### What you are asked to do:
Under this task are some entries; return every one of them exactly.

[Saved entries]
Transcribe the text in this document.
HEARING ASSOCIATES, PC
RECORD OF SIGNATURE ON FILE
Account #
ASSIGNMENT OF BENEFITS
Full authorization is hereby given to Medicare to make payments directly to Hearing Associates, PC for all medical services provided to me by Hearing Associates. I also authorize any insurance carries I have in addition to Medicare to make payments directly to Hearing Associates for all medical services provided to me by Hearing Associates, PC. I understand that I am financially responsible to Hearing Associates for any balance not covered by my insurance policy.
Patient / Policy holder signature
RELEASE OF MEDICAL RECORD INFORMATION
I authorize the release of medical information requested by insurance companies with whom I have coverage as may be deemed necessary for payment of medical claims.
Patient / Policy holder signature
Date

### Response:
Transcribe the text in this document.
HEARING ASSOCIATES, PC
RECORD OF SIGNATURE ON FILE
Account #
ASSIGNMENT OF BENEFITS
Full authorization is hereby given to Medicare to make payments directly to Hearing Associates, PC for all medical services provided to me by Hearing Associates. I also authorize any insurance carries I have in addition to Medicare to make payments directly to Hearing Associates for all medical services provided to me by Hearing Associates, PC. I understand that I am financially responsible to Hearing Associates for any balance not covered by my insurance policy.
Patient / Policy holder signature
RELEASE OF MEDICAL RECORD INFORMATION
I authorize the release of medical information requested by insurance companies with whom I have coverage as may be deemed necessary for payment of medical claims.
Patient / Policy holder signature
Date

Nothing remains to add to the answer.